* [Information shown]
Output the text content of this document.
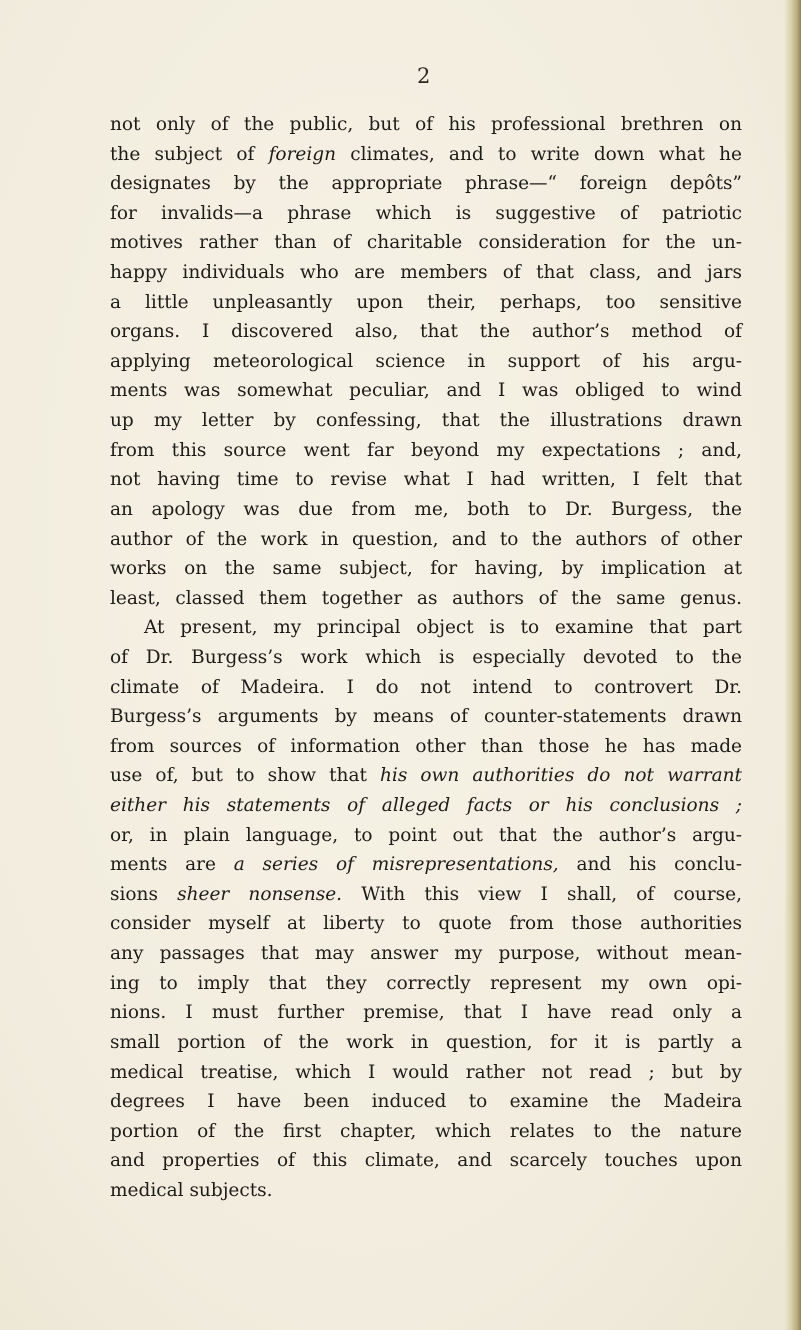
2
not only of the public, but of his professional brethren on
the subject of foreign climates, and to write down what he
designates by the appropriate phrase—“ foreign depôts”
for invalids—a phrase which is suggestive of patriotic
motives rather than of charitable consideration for the un-
happy individuals who are members of that class, and jars
a little unpleasantly upon their, perhaps, too sensitive
organs. I discovered also, that the author’s method of
applying meteorological science in support of his argu-
ments was somewhat peculiar, and I was obliged to wind
up my letter by confessing, that the illustrations drawn
from this source went far beyond my expectations ; and,
not having time to revise what I had written, I felt that
an apology was due from me, both to Dr. Burgess, the
author of the work in question, and to the authors of other
works on the same subject, for having, by implication at
least, classed them together as authors of the same genus.
At present, my principal object is to examine that part
of Dr. Burgess’s work which is especially devoted to the
climate of Madeira. I do not intend to controvert Dr.
Burgess’s arguments by means of counter-statements drawn
from sources of information other than those he has made
use of, but to show that his own authorities do not warrant
either his statements of alleged facts or his conclusions ;
or, in plain language, to point out that the author’s argu-
ments are a series of misrepresentations, and his conclu-
sions sheer nonsense. With this view I shall, of course,
consider myself at liberty to quote from those authorities
any passages that may answer my purpose, without mean-
ing to imply that they correctly represent my own opi-
nions. I must further premise, that I have read only a
small portion of the work in question, for it is partly a
medical treatise, which I would rather not read ; but by
degrees I have been induced to examine the Madeira
portion of the first chapter, which relates to the nature
and properties of this climate, and scarcely touches upon
medical subjects.
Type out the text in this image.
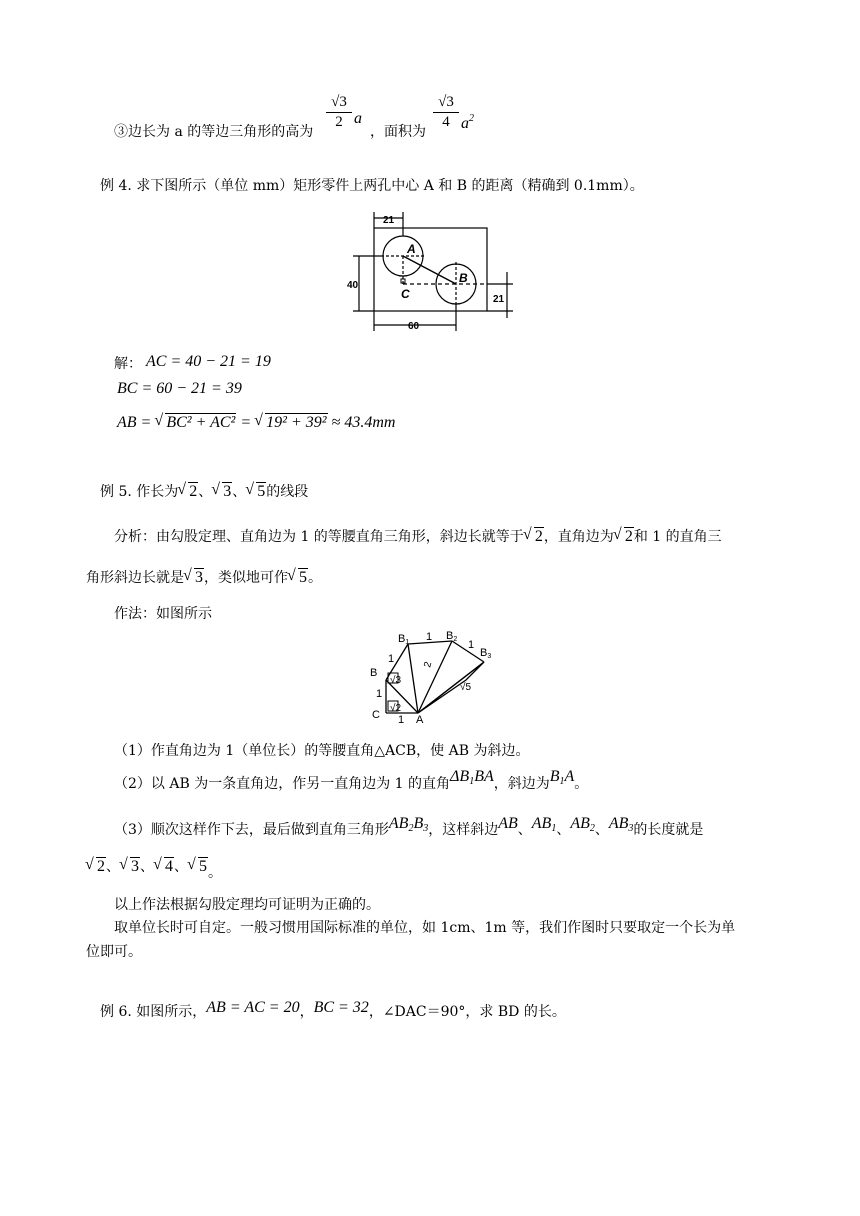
③边长为 a 的等边三角形的高为
√3
2 a
，面积为
√3
4 $a^2$
例 4. 求下图所示（单位 mm）矩形零件上两孔中心 A 和 B 的距离（精确到 0.1mm）。
21
40
21
60
A
B
C
解： AC = 40 − 21 = 19
BC = 60 − 21 = 39
AB = √ BC² + AC² = √ 19² + 39² ≈ 43.4mm
例 5. 作长为 √ 2、 √ 3、 √ 5的线段
分析：由勾股定理、直角边为 1 的等腰直角三角形，斜边长就等于 √ 2，直角边为 √ 2和 1 的直角三
角形斜边长就是 √ 3，类似地可作 √ 5。
作法：如图所示
B
C	A
B1
B2
B3
1
1
1
1
1
√2
√3
2
√5
（1）作直角边为 1（单位长）的等腰直角△ACB，使 AB 为斜边。
（2）以 AB 为一条直角边，作另一直角边为 1 的直角$\Delta B_1BA$，斜边为$B_1A$。
（3）顺次这样作下去，最后做到直角三角形$AB_2B_3$，这样斜边AB、$AB_1$、$AB_2$、$AB_3$的长度就是
√ 2、 √ 3、 √ 4、 √ 5。
以上作法根据勾股定理均可证明为正确的。
取单位长时可自定。一般习惯用国际标准的单位，如 1cm、1m 等，我们作图时只要取定一个长为单
位即可。
例 6. 如图所示，AB = AC = 20，BC = 32，∠DAC＝90°，求 BD 的长。
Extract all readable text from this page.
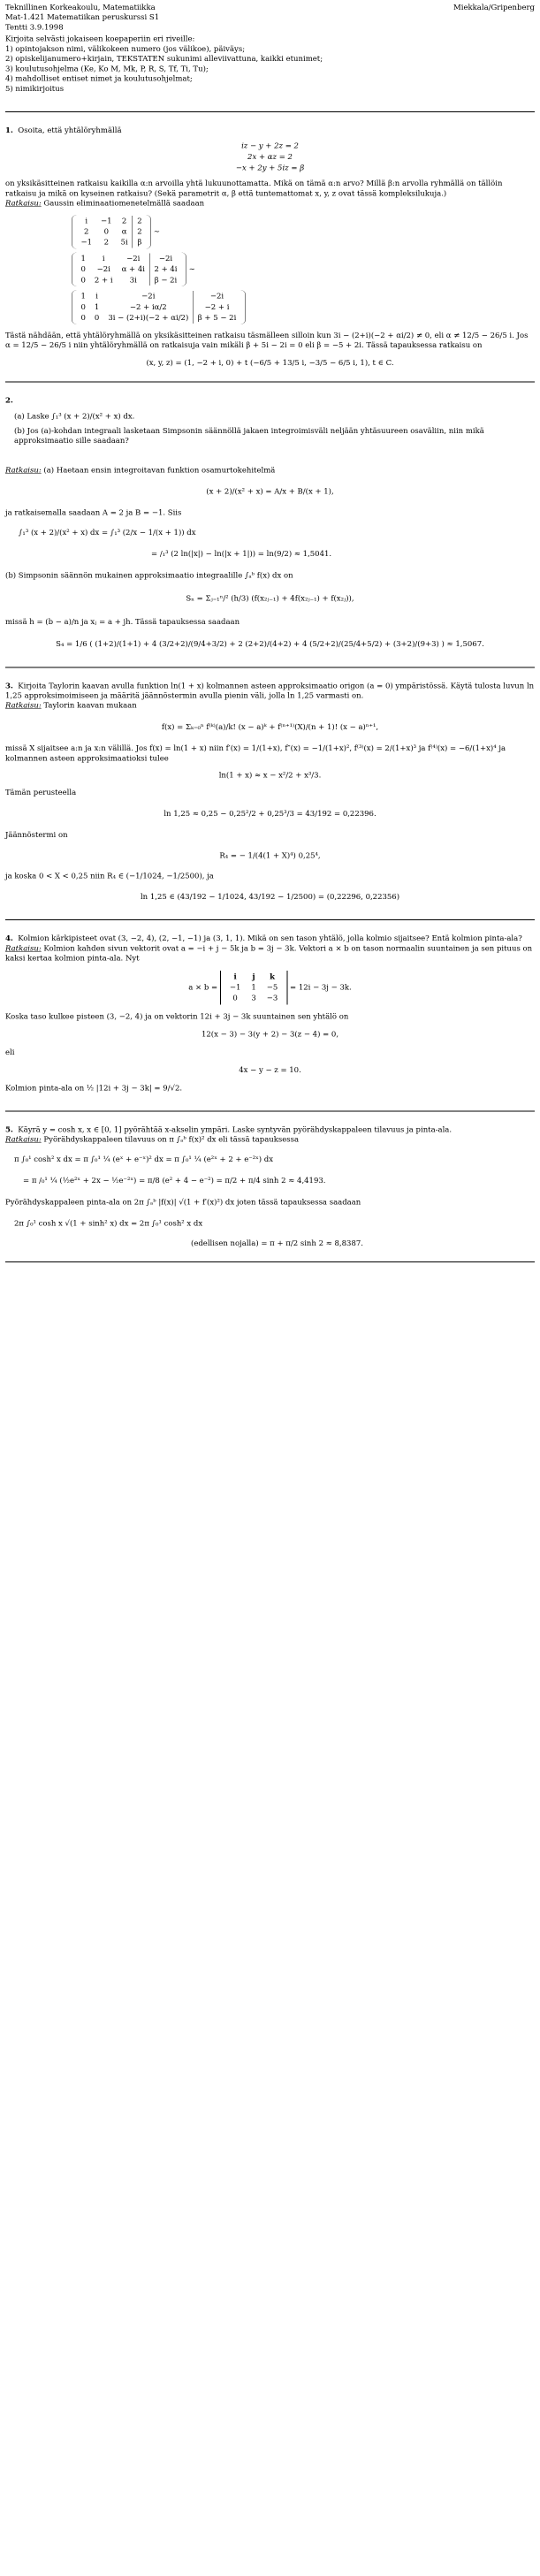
Teknillinen Korkeakoulu, Matematiikka	Miekkala/Gripenberg
Mat-1.421 Matematiikan peruskurssi S1
Tentti 3.9.1998
Kirjoita selvästi jokaiseen koepaperiin eri riveille:
1) opintojakson nimi, välikokeen numero (jos välikoe), päiväys;
2) opiskelijanumero+kirjain, TEKSTATEN sukunimi alleviivattuna, kaikki etunimet;
3) koulutusohjelma (Ke, Ko M, Mk, P, R, S, Tf, Ti, Tu);
4) mahdolliset entiset nimet ja koulutusohjelmat;
5) nimikirjoitus

1. Osoita, että yhtälöryhmällä

iz − y + 2z = 2
2x + αz = 2
−x + 2y + 5iz = β

on yksikäsitteinen ratkaisu kaikilla α:n arvoilla yhtä lukuunottamatta. Mikä on tämä α:n arvo? Millä β:n arvolla ryhmällä on tällöin ratkaisu ja mikä on kyseinen ratkaisu? (Sekä parametrit α, β että tuntemattomat x, y, z ovat tässä kompleksilukuja.)

Ratkaisu: Gaussin eliminaatiomenetelmällä saadaan

i	−1	2	2
2	0	α	2
−1	2	5i	β
∼
1	i	−2i	−2i
0	−2i	α + 4i	2 + 4i
0	2 + i	3i	β − 2i
∼
1	i	−2i	−2i
0	1	−2 + iα/2	−2 + i
0	0	3i − (2+i)(−2 + αi/2)	β + 5 − 2i

Tästä nähdään, että yhtälöryhmällä on yksikäsitteinen ratkaisu täsmälleen silloin kun 3i − (2+i)(−2 + αi/2) ≠ 0, eli α ≠ 12/5 − 26/5 i. Jos α = 12/5 − 26/5 i niin yhtälöryhmällä on ratkaisuja vain mikäli β + 5i − 2i = 0 eli β = −5 + 2i. Tässä tapauksessa ratkaisu on

(x, y, z) = (1, −2 + i, 0) + t (−6/5 + 13/5 i, −3/5 − 6/5 i, 1), t ∈ C.

2.

(a) Laske ∫₁³ (x + 2)/(x² + x) dx.

(b) Jos (a)-kohdan integraali lasketaan Simpsonin säännöllä jakaen integroimisväli neljään yhtäsuureen osaväliin, niin mikä approksimaatio sille saadaan?

Ratkaisu: (a) Haetaan ensin integroitavan funktion osamurtokehitelmä

(x + 2)/(x² + x) = A/x + B/(x + 1),

ja ratkaisemalla saadaan A = 2 ja B = −1. Siis

∫₁³ (x + 2)/(x² + x) dx = ∫₁³ (2/x − 1/(x + 1)) dx
= /₁³ (2 ln(|x|) − ln(|x + 1|)) = ln(9/2) ≈ 1,5041.

(b) Simpsonin säännön mukainen approksimaatio integraalille ∫ₐᵇ f(x) dx on

Sₙ = Σⱼ₌₁ⁿ/² (h/3) (f(x₂ⱼ₋₁) + 4f(x₂ⱼ₋₁) + f(x₂ⱼ)),

missä h = (b − a)/n ja xⱼ = a + jh. Tässä tapauksessa saadaan

S₄ = 1/6 ( (1+2)/(1+1) + 4 (3/2+2)/(9/4+3/2) + 2 (2+2)/(4+2) + 4 (5/2+2)/(25/4+5/2) + (3+2)/(9+3) ) ≈ 1,5067.

3. Kirjoita Taylorin kaavan avulla funktion ln(1 + x) kolmannen asteen approksimaatio origon (a = 0) ympäristössä. Käytä tulosta luvun ln 1,25 approksimoimiseen ja määritä jäännöstermin avulla pienin väli, jolla ln 1,25 varmasti on.

Ratkaisu: Taylorin kaavan mukaan

f(x) = Σₖ₌₀ⁿ f⁽ᵏ⁾(a)/k! (x − a)ᵏ + f⁽ⁿ⁺¹⁾(X)/(n + 1)! (x − a)ⁿ⁺¹,

missä X sijaitsee a:n ja x:n välillä. Jos f(x) = ln(1 + x) niin f′(x) = 1/(1+x), f″(x) = −1/(1+x)², f⁽³⁾(x) = 2/(1+x)³ ja f⁽⁴⁾(x) = −6/(1+x)⁴ ja kolmannen asteen approksimaatioksi tulee

ln(1 + x) ≈ x − x²/2 + x³/3.

Tämän perusteella

ln 1,25 ≈ 0,25 − 0,25²/2 + 0,25³/3 = 43/192 = 0,22396.

Jäännöstermi on

R₄ = − 1/(4(1 + X)⁴) 0,25⁴,

ja koska 0 < X < 0,25 niin R₄ ∈ (−1/1024, −1/2500), ja

ln 1,25 ∈ (43/192 − 1/1024, 43/192 − 1/2500) = (0,22296, 0,22356)

4. Kolmion kärkipisteet ovat (3, −2, 4), (2, −1, −1) ja (3, 1, 1). Mikä on sen tason yhtälö, jolla kolmio sijaitsee? Entä kolmion pinta-ala?

Ratkaisu: Kolmion kahden sivun vektorit ovat a = −i + j − 5k ja b = 3j − 3k. Vektori a × b on tason normaalin suuntainen ja sen pituus on kaksi kertaa kolmion pinta-ala. Nyt

a × b =
i	j	k
−1	1	−5
0	3	−3
= 12i − 3j − 3k.

Koska taso kulkee pisteen (3, −2, 4) ja on vektorin 12i + 3j − 3k suuntainen sen yhtälö on

12(x − 3) − 3(y + 2) − 3(z − 4) = 0,

eli

4x − y − z = 10.

Kolmion pinta-ala on ½ |12i + 3j − 3k| = 9/√2.

5. Käyrä y = cosh x, x ∈ [0, 1] pyörähtää x-akselin ympäri. Laske syntyvän pyörähdyskappaleen tilavuus ja pinta-ala.

Ratkaisu: Pyörähdyskappaleen tilavuus on π ∫ₐᵇ f(x)² dx eli tässä tapauksessa

π ∫₀¹ cosh² x dx = π ∫₀¹ ¼ (eˣ + e⁻ˣ)² dx = π ∫₀¹ ¼ (e²ˣ + 2 + e⁻²ˣ) dx
= π /₀¹ ¼ (½e²ˣ + 2x − ½e⁻²ˣ) = π/8 (e² + 4 − e⁻²) = π/2 + π/4 sinh 2 ≈ 4,4193.

Pyörähdyskappaleen pinta-ala on 2π ∫ₐᵇ |f(x)| √(1 + f′(x)²) dx joten tässä tapauksessa saadaan

2π ∫₀¹ cosh x √(1 + sinh² x) dx = 2π ∫₀¹ cosh² x dx
(edellisen nojalla) = π + π/2 sinh 2 ≈ 8,8387.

* [Objective] Identify every line where the string "niin" appears.

* [Solution]
Tästä nähdään, että yhtälöryhmällä on yksikäsitteinen ratkaisu täsmälleen silloin kun 3i − (2+i)(−2 + αi/2) ≠ 0, eli α ≠ 12/5 − 26/5 i. Jos α = 12/5 − 26/5 i niin yhtälöryhmällä on ratkaisuja vain mikäli β + 5i − 2i = 0 eli β = −5 + 2i. Tässä tapauksessa ratkaisu on
(b) Jos (a)-kohdan integraali lasketaan Simpsonin säännöllä jakaen integroimisväli neljään yhtäsuureen osaväliin, niin mikä approksimaatio sille saadaan?
missä X sijaitsee a:n ja x:n välillä. Jos f(x) = ln(1 + x) niin f′(x) = 1/(1+x), f″(x) = −1/(1+x)², f⁽³⁾(x) = 2/(1+x)³ ja f⁽⁴⁾(x) = −6/(1+x)⁴ ja kolmannen asteen approksimaatioksi tulee
ja koska 0 < X < 0,25 niin R₄ ∈ (−1/1024, −1/2500), ja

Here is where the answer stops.